● **DIRECTIONS FOR THIS TASK**: From the listing below, work out how many lines contain "является". Reply with that number only.

___ SOURCE DATA

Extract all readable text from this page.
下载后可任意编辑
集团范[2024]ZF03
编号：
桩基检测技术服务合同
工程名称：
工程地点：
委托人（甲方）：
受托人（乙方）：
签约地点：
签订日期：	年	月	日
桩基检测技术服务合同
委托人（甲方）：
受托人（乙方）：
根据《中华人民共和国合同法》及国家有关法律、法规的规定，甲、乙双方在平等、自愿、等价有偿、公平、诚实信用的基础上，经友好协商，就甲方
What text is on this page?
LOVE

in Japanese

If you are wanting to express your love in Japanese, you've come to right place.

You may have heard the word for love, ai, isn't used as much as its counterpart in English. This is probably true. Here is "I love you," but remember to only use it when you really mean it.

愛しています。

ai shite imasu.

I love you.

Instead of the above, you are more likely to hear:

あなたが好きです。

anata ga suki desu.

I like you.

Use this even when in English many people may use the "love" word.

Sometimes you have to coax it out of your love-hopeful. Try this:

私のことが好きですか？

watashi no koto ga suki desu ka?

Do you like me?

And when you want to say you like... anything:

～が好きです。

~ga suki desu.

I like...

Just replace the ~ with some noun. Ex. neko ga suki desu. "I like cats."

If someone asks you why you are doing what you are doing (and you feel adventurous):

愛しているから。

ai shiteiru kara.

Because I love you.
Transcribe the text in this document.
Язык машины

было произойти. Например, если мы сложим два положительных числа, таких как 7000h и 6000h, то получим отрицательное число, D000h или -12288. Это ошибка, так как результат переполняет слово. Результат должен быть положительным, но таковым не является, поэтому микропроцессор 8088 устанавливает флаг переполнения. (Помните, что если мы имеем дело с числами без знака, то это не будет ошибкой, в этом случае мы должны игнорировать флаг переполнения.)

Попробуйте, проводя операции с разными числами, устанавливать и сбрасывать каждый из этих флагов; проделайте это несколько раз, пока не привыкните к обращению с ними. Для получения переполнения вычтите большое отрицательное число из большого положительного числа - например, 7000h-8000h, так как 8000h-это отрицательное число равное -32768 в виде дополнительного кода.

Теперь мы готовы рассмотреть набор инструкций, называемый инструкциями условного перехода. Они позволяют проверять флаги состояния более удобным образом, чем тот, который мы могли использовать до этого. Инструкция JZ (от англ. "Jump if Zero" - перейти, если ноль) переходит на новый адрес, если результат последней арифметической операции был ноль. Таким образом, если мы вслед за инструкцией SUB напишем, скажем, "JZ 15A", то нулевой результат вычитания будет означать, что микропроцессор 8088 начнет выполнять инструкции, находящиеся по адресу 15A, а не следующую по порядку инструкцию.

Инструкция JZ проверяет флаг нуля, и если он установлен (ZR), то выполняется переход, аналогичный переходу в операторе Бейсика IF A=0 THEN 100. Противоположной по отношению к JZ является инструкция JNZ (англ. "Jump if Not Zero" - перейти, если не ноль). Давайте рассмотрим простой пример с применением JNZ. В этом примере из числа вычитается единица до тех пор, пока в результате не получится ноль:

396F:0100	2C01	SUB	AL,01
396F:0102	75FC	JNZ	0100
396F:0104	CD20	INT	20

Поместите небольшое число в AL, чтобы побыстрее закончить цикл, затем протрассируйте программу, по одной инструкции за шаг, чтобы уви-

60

______

● **FULL SOLUTION**: 2